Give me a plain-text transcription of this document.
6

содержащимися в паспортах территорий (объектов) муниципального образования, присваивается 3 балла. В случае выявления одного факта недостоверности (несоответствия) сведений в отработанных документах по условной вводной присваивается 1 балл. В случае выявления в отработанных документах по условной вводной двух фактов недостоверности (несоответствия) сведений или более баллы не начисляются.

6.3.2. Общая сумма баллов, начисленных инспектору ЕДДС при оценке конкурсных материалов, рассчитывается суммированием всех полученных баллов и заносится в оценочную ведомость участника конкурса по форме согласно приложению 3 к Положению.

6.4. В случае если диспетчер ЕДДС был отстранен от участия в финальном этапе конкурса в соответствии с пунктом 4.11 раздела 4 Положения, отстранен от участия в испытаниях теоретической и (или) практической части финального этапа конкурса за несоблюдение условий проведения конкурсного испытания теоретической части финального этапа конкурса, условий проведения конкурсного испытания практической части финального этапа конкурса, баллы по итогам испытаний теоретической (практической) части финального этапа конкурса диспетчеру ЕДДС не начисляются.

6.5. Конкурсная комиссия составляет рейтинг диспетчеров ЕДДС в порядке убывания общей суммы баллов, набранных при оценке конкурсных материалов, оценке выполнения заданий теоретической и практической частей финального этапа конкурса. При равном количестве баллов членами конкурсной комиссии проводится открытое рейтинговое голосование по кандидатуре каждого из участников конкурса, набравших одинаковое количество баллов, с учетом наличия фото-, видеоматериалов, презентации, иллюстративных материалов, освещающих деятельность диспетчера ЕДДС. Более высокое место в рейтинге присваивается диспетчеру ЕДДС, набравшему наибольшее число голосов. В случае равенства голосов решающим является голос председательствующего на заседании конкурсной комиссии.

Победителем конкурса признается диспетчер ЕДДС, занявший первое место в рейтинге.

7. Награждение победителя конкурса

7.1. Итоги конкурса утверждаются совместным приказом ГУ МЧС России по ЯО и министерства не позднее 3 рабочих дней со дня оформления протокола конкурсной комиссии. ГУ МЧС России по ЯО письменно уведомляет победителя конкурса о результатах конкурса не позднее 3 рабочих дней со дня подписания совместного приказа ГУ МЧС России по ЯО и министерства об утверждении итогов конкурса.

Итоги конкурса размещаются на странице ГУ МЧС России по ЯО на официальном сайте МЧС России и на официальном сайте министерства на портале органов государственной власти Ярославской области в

Set problem: In full and verbatim, repeat the records given above.

Solution for this task:
Give me a plain-text transcription of this document.
6

содержащимися в паспортах территорий (объектов) муниципального образования, присваивается 3 балла. В случае выявления одного факта недостоверности (несоответствия) сведений в отработанных документах по условной вводной присваивается 1 балл. В случае выявления в отработанных документах по условной вводной двух фактов недостоверности (несоответствия) сведений или более баллы не начисляются.

6.3.2. Общая сумма баллов, начисленных инспектору ЕДДС при оценке конкурсных материалов, рассчитывается суммированием всех полученных баллов и заносится в оценочную ведомость участника конкурса по форме согласно приложению 3 к Положению.

6.4. В случае если диспетчер ЕДДС был отстранен от участия в финальном этапе конкурса в соответствии с пунктом 4.11 раздела 4 Положения, отстранен от участия в испытаниях теоретической и (или) практической части финального этапа конкурса за несоблюдение условий проведения конкурсного испытания теоретической части финального этапа конкурса, условий проведения конкурсного испытания практической части финального этапа конкурса, баллы по итогам испытаний теоретической (практической) части финального этапа конкурса диспетчеру ЕДДС не начисляются.

6.5. Конкурсная комиссия составляет рейтинг диспетчеров ЕДДС в порядке убывания общей суммы баллов, набранных при оценке конкурсных материалов, оценке выполнения заданий теоретической и практической частей финального этапа конкурса. При равном количестве баллов членами конкурсной комиссии проводится открытое рейтинговое голосование по кандидатуре каждого из участников конкурса, набравших одинаковое количество баллов, с учетом наличия фото-, видеоматериалов, презентации, иллюстративных материалов, освещающих деятельность диспетчера ЕДДС. Более высокое место в рейтинге присваивается диспетчеру ЕДДС, набравшему наибольшее число голосов. В случае равенства голосов решающим является голос председательствующего на заседании конкурсной комиссии.

Победителем конкурса признается диспетчер ЕДДС, занявший первое место в рейтинге.

7. Награждение победителя конкурса

7.1. Итоги конкурса утверждаются совместным приказом ГУ МЧС России по ЯО и министерства не позднее 3 рабочих дней со дня оформления протокола конкурсной комиссии. ГУ МЧС России по ЯО письменно уведомляет победителя конкурса о результатах конкурса не позднее 3 рабочих дней со дня подписания совместного приказа ГУ МЧС России по ЯО и министерства об утверждении итогов конкурса.

Итоги конкурса размещаются на странице ГУ МЧС России по ЯО на официальном сайте МЧС России и на официальном сайте министерства на портале органов государственной власти Ярославской области в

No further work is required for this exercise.